# EXERCISE OBJECTIVE:
Give an exact copy of every line, leaving images out.

# Entries from a visual dataset:
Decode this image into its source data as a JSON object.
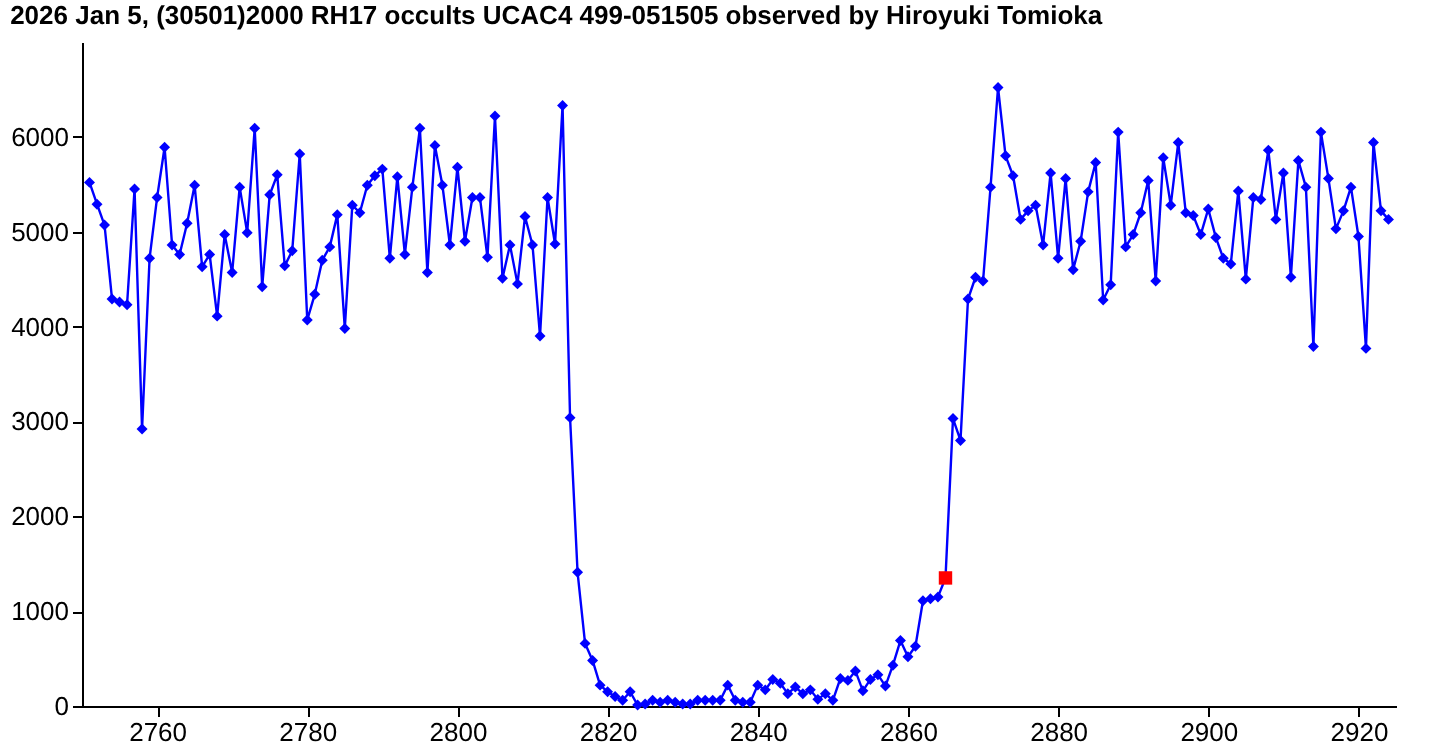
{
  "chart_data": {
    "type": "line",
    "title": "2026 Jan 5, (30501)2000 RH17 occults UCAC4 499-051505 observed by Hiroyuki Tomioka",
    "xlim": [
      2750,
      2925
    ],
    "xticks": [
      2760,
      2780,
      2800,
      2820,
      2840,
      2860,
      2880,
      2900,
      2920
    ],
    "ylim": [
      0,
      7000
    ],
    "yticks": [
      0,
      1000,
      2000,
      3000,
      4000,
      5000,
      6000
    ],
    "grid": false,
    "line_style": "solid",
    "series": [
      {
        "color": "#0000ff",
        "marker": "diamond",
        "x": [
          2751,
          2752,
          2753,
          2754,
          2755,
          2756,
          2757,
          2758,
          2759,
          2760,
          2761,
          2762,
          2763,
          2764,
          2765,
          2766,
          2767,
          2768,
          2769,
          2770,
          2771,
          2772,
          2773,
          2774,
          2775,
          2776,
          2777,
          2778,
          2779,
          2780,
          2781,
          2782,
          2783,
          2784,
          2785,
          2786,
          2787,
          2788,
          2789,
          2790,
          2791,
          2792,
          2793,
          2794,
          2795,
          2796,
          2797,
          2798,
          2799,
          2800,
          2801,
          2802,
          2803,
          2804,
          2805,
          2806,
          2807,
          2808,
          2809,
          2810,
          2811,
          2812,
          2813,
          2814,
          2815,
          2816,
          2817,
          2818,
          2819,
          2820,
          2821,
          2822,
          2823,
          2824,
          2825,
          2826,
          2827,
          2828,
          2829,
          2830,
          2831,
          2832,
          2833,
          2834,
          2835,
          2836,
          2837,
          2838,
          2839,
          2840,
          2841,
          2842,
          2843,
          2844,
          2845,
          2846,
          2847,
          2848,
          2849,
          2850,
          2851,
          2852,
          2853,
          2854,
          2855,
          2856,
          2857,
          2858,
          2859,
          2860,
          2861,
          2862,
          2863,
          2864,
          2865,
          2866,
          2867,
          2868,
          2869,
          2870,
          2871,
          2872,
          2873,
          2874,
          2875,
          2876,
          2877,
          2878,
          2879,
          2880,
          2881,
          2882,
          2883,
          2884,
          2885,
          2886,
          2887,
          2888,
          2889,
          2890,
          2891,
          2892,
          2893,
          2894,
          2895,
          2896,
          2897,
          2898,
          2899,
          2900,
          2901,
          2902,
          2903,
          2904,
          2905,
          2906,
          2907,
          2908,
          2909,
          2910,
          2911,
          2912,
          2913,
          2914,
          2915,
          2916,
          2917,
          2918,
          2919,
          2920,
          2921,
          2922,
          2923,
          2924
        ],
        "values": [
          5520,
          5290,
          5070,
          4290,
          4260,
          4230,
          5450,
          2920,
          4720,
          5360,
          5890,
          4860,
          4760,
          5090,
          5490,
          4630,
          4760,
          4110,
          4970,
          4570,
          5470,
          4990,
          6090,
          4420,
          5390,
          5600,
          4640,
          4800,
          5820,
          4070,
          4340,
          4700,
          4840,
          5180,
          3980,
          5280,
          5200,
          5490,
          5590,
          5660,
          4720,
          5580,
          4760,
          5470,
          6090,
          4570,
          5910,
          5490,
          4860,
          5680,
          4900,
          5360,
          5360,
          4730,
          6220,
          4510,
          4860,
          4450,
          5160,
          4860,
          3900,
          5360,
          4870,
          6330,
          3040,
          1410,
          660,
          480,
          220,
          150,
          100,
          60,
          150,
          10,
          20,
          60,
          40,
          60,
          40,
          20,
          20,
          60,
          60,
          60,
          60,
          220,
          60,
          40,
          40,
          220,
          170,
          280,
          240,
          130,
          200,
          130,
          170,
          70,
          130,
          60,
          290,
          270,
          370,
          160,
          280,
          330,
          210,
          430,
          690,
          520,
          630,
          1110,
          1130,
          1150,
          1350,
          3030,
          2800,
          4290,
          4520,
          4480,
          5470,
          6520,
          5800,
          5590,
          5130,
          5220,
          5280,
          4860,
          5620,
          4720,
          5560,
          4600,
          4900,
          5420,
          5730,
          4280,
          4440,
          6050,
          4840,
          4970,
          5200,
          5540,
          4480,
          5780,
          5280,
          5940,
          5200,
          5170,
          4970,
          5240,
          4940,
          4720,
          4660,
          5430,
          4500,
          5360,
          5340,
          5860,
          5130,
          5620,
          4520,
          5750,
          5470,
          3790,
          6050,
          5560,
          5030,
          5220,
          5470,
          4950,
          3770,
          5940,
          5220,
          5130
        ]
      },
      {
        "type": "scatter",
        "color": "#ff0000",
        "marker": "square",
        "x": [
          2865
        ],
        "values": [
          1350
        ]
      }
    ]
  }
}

# EXERCISE ANSWER:
Decode this image into its source data as a JSON object.
{
  "chart_data": {
    "type": "line",
    "title": "2026 Jan 5, (30501)2000 RH17 occults UCAC4 499-051505 observed by Hiroyuki Tomioka",
    "xlim": [
      2750,
      2925
    ],
    "xticks": [
      2760,
      2780,
      2800,
      2820,
      2840,
      2860,
      2880,
      2900,
      2920
    ],
    "ylim": [
      0,
      7000
    ],
    "yticks": [
      0,
      1000,
      2000,
      3000,
      4000,
      5000,
      6000
    ],
    "grid": false,
    "line_style": "solid",
    "series": [
      {
        "color": "#0000ff",
        "marker": "diamond",
        "x": [
          2751,
          2752,
          2753,
          2754,
          2755,
          2756,
          2757,
          2758,
          2759,
          2760,
          2761,
          2762,
          2763,
          2764,
          2765,
          2766,
          2767,
          2768,
          2769,
          2770,
          2771,
          2772,
          2773,
          2774,
          2775,
          2776,
          2777,
          2778,
          2779,
          2780,
          2781,
          2782,
          2783,
          2784,
          2785,
          2786,
          2787,
          2788,
          2789,
          2790,
          2791,
          2792,
          2793,
          2794,
          2795,
          2796,
          2797,
          2798,
          2799,
          2800,
          2801,
          2802,
          2803,
          2804,
          2805,
          2806,
          2807,
          2808,
          2809,
          2810,
          2811,
          2812,
          2813,
          2814,
          2815,
          2816,
          2817,
          2818,
          2819,
          2820,
          2821,
          2822,
          2823,
          2824,
          2825,
          2826,
          2827,
          2828,
          2829,
          2830,
          2831,
          2832,
          2833,
          2834,
          2835,
          2836,
          2837,
          2838,
          2839,
          2840,
          2841,
          2842,
          2843,
          2844,
          2845,
          2846,
          2847,
          2848,
          2849,
          2850,
          2851,
          2852,
          2853,
          2854,
          2855,
          2856,
          2857,
          2858,
          2859,
          2860,
          2861,
          2862,
          2863,
          2864,
          2865,
          2866,
          2867,
          2868,
          2869,
          2870,
          2871,
          2872,
          2873,
          2874,
          2875,
          2876,
          2877,
          2878,
          2879,
          2880,
          2881,
          2882,
          2883,
          2884,
          2885,
          2886,
          2887,
          2888,
          2889,
          2890,
          2891,
          2892,
          2893,
          2894,
          2895,
          2896,
          2897,
          2898,
          2899,
          2900,
          2901,
          2902,
          2903,
          2904,
          2905,
          2906,
          2907,
          2908,
          2909,
          2910,
          2911,
          2912,
          2913,
          2914,
          2915,
          2916,
          2917,
          2918,
          2919,
          2920,
          2921,
          2922,
          2923,
          2924
        ],
        "values": [
          5520,
          5290,
          5070,
          4290,
          4260,
          4230,
          5450,
          2920,
          4720,
          5360,
          5890,
          4860,
          4760,
          5090,
          5490,
          4630,
          4760,
          4110,
          4970,
          4570,
          5470,
          4990,
          6090,
          4420,
          5390,
          5600,
          4640,
          4800,
          5820,
          4070,
          4340,
          4700,
          4840,
          5180,
          3980,
          5280,
          5200,
          5490,
          5590,
          5660,
          4720,
          5580,
          4760,
          5470,
          6090,
          4570,
          5910,
          5490,
          4860,
          5680,
          4900,
          5360,
          5360,
          4730,
          6220,
          4510,
          4860,
          4450,
          5160,
          4860,
          3900,
          5360,
          4870,
          6330,
          3040,
          1410,
          660,
          480,
          220,
          150,
          100,
          60,
          150,
          10,
          20,
          60,
          40,
          60,
          40,
          20,
          20,
          60,
          60,
          60,
          60,
          220,
          60,
          40,
          40,
          220,
          170,
          280,
          240,
          130,
          200,
          130,
          170,
          70,
          130,
          60,
          290,
          270,
          370,
          160,
          280,
          330,
          210,
          430,
          690,
          520,
          630,
          1110,
          1130,
          1150,
          1350,
          3030,
          2800,
          4290,
          4520,
          4480,
          5470,
          6520,
          5800,
          5590,
          5130,
          5220,
          5280,
          4860,
          5620,
          4720,
          5560,
          4600,
          4900,
          5420,
          5730,
          4280,
          4440,
          6050,
          4840,
          4970,
          5200,
          5540,
          4480,
          5780,
          5280,
          5940,
          5200,
          5170,
          4970,
          5240,
          4940,
          4720,
          4660,
          5430,
          4500,
          5360,
          5340,
          5860,
          5130,
          5620,
          4520,
          5750,
          5470,
          3790,
          6050,
          5560,
          5030,
          5220,
          5470,
          4950,
          3770,
          5940,
          5220,
          5130
        ]
      },
      {
        "type": "scatter",
        "color": "#ff0000",
        "marker": "square",
        "x": [
          2865
        ],
        "values": [
          1350
        ]
      }
    ]
  }
}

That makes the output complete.